+++ Document passage +++

# a casa dels meus pares



## papillon

Hola,

...vam anar a viure a casa dels meus pares.
...ens vam instal.lar a casa d'uns amics romanesos.

My teacher says that in these examples, found in my Catalan textbook (Veus 1), the use of _de_ is incorrect, and that it should be
...vam instal.lar a casa els meus pares.
What are the rules governing this phenomenon?
Thanks


----------



## TraductoraPobleSec

papillon said:


> Hola,
> 
> ...vam anar a viure a casa dels meus pares.
> ...ens vam instal.lar a casa d'uns amics romanesos.
> 
> My teacher says that in these examples, found in my Catalan textbook (Veus 1), the use of _de_ is incorrect, and that it should be
> ...vam instal.lar a casa els meus pares.
> What are the rules governing this phenomenon?
> Thanks


 
To be honest with you, I had no idea of this use being wrong. However, it's true that in everyday speech, we would usually say, in the first case:

- _Vam anar a viure a *ca mons* pares_, where the prep is omitted.

As for "ens vam instal·lar _a casa d_'uns amics romanesos", this is exactly how I would say it.

Wait for other people to answer, though


----------



## Cecilio

Saying that the use of "de" is incorrect in these cases sounds completely absurd to me. Are you sure your teacher told you that? Maybe he/she was having a bad day (these things happen to teachers, I can tell you).


----------



## Keiria

TraductoraPobleSec said:


> As for "ens vam instal·lar _a casa d_'uns amics romanesos", this is exactly how I would say it.


 
I think I would say "ens vam instal·lar a casa uns amics romanesos". With this example I'm not totally sure, but I had always said "demà anirem a dinar a casa la iaia" never with a "de". Sorry, I don't know the rule.


----------



## TraductoraPobleSec

Keiria said:


> I think I would say "ens vam instal·lar a casa uns amics romanesos". With this example I'm not totally sure, but I had always said "demà anirem a dinar a casa la iaia" never with a "de". Sorry, I don't know the rule.


 
And Keiria, just out of curiosity , wouldn't you say "a *ca* la iaia?"


----------



## Cecilio

There can be cases where the "de" is dropped, but saying that the use of "de" is "incorrect" in a phrase like "a casa d'uns amics romanesos" doesn't make sense at all.


----------



## TraductoraPobleSec

Cecilio said:


> There can be cases where the "de" is dropped, but saying that the use of "de" is "incorrect" in a phrase like "a casa d'uns amics romanesos" doesn't make sense at all.


 
I agree with you, because it is precisely by means of the prep "de" that Catalan expresses belonging:

El cotxe *de*l meu germà.
El museu *de* la ciutat.
... and so on ...

In the case of homes, everyday language leads me to think that the dropping of the preposition only happens when the word *casa* is shortened and becomes *ca*.


----------



## Keiria

TraductoraPobleSec said:


> And Keiria, just out of curiosity , wouldn't you say "a *ca* la iaia?"


 
No, I say "casa la iaia". I know that a lot of people would say "ca la iaia", but I've always said "casa la iaia".

I didn't mean that "de" was incorrect, because I don't know it. I just wanted to say that I would never write "casa de la iaia". About the other example I am not sure. But I would _say_ it without the "de" also, but I don't know if I would write it.


----------



## Cecilio

In the GDLC (Gran Diccionari de la Llengua Catalana), available online, I have found the following:

_8 _ * a casa *(*de*) _ loc prep_ _Són a casa l'àvia. Són a casa de la Joana.

+++ Excerpted records +++

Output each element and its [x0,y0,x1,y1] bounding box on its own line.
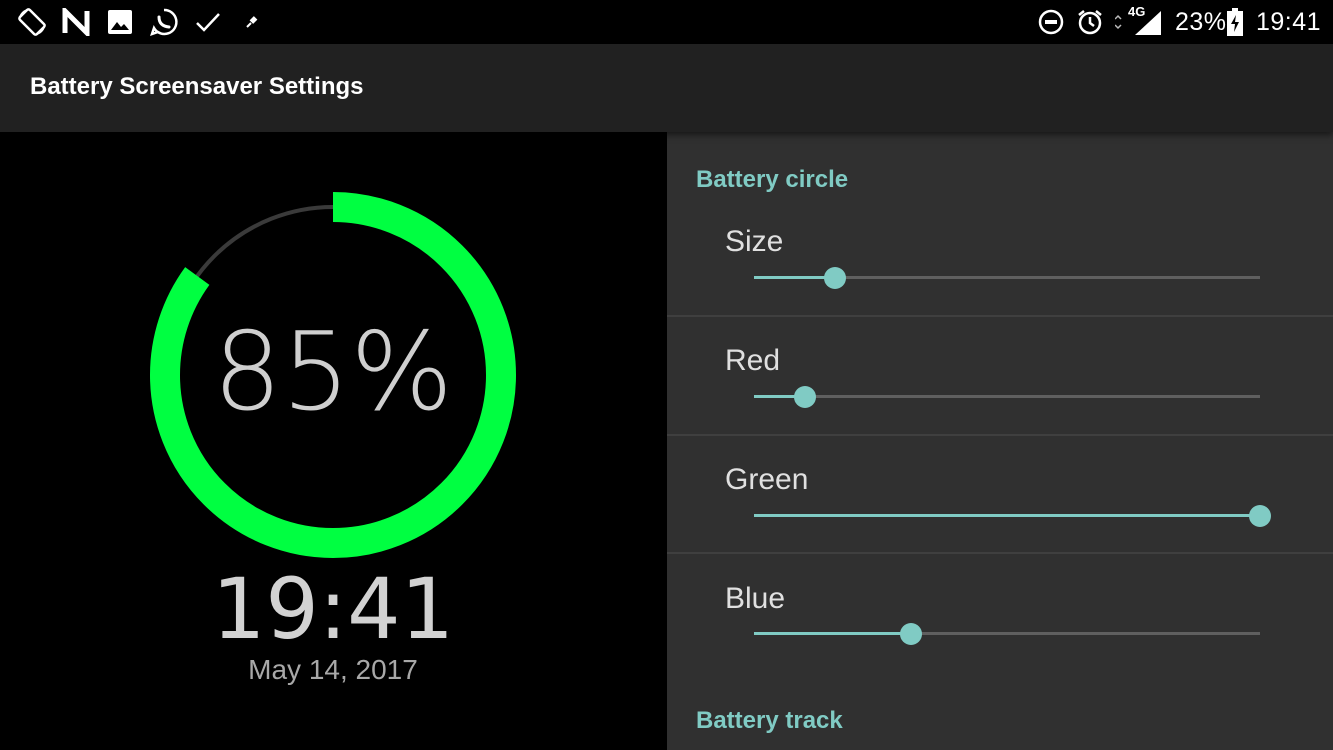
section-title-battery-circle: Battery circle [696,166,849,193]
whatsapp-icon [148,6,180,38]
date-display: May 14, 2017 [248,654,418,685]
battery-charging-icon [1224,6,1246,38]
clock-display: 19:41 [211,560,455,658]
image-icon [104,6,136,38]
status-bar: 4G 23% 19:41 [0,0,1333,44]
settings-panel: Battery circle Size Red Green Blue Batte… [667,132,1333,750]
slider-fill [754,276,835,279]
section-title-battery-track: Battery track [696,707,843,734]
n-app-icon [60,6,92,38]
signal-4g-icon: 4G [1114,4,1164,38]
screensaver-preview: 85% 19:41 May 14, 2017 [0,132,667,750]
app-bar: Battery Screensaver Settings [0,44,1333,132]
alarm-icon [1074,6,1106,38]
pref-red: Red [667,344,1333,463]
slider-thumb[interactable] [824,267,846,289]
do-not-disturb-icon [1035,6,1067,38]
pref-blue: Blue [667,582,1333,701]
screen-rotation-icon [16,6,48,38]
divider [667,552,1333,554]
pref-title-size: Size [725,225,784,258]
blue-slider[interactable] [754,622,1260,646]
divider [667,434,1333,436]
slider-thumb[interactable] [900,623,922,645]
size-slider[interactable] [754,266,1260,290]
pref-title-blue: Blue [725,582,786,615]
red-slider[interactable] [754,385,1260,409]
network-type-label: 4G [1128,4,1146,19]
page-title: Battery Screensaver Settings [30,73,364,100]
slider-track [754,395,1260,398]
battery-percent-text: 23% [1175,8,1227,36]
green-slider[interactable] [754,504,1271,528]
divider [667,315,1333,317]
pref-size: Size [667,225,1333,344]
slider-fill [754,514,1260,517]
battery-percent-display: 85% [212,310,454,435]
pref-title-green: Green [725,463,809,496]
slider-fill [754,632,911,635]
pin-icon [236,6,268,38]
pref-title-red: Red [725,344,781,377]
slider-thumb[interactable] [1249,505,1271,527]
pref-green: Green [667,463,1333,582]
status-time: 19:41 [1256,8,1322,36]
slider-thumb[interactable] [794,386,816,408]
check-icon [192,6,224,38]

+++

### [Problems and tasks]
[a] Pull out every line of the records that contains the string "circle".
[b] Resume the forum thread about using "de" after "a casa" in Catalan, starting right after its last line.
The forum thread and the records have nothing to do with each other.

### [Task results]
[a]
section-title-battery-circle: Battery circle [696,166,849,193]
settings-panel: Battery circle Size Red Green Blue Batte… [667,132,1333,750]

[b]
_It is clear that there are several possibilities, with or without "de".


----------



## betulina

I agree with all of you. I can't see why the preposition should be wrong. I tried to find some rule in books, but I couldn't find it. However, what TPS says about "de" expressing belongings should be absolutely applicable in this case and I'd said both are correct_ (EDIT - Cecilio's post above is much clearer, thanks)_



TraductoraPobleSec said:


> In the case of homes, everyday language leads me to think that the dropping of the preposition only happens when the word *casa* is shortened and becomes *ca*.



That's not my case, TPS. I hardly say _ca_, only occasionally, but I never use the preposition "de": _a casa l'àvia, a casa en Pere, a casa uns amics...
_
By the way, we talked about this in this thread.


----------



## TraductoraPobleSec

Cecilio said:


> In the GDLC (Gran Diccionari de la Llengua Catalana), available online, I have found the following:
> 
> _8 _*a casa *(*de*) _loc prep_ _Són a casa l'àvia. Són a casa de la Joana._
> 
> It is clear that there are several possibilities, with or without "de".


 
It'd be interesting to get hold of a scholar/research work dealing with the prep "de" in Catalan. I recently discovered (maybe a "late" discovery, I don't know ) that the textual marker "*besides"* in Catalan can be both "A banda" or "A part" and "A banda de" or "A part de". I had always thought that it was with "de". I take that with "casa" we're before a very similar case.

Have a great day all!


----------



## papillon

Great! This is the kind of thread that got me hooked on WR in the first place. Thanks a lot to everyone for helping me clarify (or further confuse  this issue.


betulina said:


> By the way, we talked about this in this thread.


 Yes, I came across this thread about a month ago when looking for the explanation of construction such as _can Josep_. I thought that ca(sa) la Maria may be a special case, and wasn't sure if the lack de was a general phenomenon.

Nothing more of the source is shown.